--- Given problem ---
Your answer should be a single number: the count of lines holding the word "text".

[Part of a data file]
****************************************
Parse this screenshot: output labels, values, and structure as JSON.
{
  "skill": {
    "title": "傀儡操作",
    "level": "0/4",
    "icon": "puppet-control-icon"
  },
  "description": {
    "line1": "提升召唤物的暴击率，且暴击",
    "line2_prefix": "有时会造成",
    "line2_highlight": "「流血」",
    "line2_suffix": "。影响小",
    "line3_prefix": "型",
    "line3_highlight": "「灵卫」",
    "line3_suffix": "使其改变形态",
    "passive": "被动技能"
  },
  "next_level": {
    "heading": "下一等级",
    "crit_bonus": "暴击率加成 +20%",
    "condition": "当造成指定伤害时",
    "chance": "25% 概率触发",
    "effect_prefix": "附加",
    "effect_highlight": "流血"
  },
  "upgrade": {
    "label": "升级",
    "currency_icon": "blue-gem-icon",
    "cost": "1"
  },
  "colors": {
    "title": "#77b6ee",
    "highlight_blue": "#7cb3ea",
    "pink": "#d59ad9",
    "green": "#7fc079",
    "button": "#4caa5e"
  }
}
****************************************
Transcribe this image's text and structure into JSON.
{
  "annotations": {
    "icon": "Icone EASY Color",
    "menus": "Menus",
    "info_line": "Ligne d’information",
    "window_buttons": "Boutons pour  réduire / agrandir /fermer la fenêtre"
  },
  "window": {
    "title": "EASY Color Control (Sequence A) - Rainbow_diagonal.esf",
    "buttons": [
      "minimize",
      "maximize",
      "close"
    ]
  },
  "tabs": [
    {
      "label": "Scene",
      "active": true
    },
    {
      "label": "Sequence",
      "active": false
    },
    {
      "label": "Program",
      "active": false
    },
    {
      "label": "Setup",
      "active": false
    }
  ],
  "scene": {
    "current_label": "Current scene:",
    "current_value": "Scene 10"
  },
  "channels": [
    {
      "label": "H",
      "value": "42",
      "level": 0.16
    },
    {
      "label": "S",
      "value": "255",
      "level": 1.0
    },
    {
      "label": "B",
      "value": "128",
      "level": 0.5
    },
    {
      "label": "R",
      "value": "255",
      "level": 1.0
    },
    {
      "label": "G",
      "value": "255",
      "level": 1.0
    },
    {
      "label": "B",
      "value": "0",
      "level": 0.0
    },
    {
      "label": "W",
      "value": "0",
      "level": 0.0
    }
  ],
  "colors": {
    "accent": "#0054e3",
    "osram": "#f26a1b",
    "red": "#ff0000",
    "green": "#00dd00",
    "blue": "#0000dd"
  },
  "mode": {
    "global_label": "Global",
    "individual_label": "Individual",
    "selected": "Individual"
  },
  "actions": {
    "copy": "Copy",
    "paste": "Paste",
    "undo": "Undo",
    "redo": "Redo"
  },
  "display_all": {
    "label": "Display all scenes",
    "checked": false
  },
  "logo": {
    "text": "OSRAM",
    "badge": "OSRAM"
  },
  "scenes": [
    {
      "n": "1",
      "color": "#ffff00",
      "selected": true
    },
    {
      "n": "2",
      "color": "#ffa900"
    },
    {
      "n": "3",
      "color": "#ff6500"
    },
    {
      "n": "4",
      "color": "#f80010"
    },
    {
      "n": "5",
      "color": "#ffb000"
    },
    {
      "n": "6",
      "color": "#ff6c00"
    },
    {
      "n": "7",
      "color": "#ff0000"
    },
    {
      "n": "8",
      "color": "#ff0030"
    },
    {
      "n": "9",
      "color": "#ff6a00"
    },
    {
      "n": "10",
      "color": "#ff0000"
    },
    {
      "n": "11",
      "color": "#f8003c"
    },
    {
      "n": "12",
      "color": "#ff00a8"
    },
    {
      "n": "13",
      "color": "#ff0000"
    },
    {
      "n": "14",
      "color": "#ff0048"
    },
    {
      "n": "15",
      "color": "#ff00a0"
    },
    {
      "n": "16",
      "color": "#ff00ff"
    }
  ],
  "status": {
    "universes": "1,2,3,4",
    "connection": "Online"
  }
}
****************************************
--- Output of the exercise ---
2